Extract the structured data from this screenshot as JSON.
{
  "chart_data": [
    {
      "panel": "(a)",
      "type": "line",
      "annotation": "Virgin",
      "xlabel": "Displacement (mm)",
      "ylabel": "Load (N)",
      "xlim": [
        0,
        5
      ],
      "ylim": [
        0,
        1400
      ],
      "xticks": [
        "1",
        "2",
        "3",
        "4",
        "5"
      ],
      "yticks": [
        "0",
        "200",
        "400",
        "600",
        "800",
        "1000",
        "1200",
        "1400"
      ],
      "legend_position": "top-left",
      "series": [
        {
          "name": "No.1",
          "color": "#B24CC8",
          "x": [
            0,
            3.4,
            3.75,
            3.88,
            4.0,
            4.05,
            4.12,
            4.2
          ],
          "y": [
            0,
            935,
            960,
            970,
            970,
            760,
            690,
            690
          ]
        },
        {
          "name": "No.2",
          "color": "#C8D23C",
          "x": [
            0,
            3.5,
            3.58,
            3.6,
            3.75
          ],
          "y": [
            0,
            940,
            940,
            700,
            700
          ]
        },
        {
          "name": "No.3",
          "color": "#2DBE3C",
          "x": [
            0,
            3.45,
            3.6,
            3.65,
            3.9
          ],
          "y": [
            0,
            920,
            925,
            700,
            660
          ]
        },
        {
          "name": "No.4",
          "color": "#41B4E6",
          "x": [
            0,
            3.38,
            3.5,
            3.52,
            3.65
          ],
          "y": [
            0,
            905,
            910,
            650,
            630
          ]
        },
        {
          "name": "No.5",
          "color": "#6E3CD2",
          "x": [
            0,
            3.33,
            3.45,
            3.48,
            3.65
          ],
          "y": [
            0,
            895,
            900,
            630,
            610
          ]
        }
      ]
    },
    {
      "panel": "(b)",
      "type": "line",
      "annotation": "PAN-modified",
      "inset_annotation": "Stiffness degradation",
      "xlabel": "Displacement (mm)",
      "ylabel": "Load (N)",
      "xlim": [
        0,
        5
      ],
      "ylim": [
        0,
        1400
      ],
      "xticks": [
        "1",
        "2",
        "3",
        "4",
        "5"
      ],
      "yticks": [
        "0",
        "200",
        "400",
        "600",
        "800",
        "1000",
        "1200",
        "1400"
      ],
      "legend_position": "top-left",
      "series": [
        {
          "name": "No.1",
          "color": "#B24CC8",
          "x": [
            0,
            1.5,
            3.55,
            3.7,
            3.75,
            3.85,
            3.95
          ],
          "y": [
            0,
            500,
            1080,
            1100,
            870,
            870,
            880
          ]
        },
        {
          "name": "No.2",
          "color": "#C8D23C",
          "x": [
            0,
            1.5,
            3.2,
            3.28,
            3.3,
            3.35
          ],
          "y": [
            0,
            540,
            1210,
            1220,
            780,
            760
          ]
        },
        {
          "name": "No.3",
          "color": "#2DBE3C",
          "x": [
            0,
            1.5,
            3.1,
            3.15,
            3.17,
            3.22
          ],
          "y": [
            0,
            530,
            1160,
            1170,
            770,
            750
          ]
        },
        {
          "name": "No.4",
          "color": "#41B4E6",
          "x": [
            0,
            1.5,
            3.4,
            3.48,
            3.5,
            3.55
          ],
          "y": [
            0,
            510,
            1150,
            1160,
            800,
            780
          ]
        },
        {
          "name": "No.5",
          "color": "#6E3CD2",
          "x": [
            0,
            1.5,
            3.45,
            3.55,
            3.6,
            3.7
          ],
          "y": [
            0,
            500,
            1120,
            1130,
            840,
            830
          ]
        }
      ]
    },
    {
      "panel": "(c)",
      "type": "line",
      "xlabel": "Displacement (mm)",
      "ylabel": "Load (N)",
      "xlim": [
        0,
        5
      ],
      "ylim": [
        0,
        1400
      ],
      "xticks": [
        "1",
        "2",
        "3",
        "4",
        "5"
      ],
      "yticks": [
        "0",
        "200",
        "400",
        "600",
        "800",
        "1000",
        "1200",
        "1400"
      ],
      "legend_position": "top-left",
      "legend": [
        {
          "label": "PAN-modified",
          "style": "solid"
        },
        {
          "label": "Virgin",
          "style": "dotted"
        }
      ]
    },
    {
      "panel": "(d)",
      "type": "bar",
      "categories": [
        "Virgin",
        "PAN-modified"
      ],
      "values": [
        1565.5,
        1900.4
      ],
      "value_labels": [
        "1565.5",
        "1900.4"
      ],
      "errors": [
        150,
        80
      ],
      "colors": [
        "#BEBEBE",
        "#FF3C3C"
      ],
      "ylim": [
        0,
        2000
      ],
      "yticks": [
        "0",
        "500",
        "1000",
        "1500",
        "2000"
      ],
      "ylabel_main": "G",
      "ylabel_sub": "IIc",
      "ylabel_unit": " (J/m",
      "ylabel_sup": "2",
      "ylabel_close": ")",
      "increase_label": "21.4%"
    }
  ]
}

_____

[Goal of the exercise] Copy each line from the records above that includes the string "modified".

[Solution for this exercise]
      "annotation": "PAN-modified",
          "label": "PAN-modified",
        "PAN-modified"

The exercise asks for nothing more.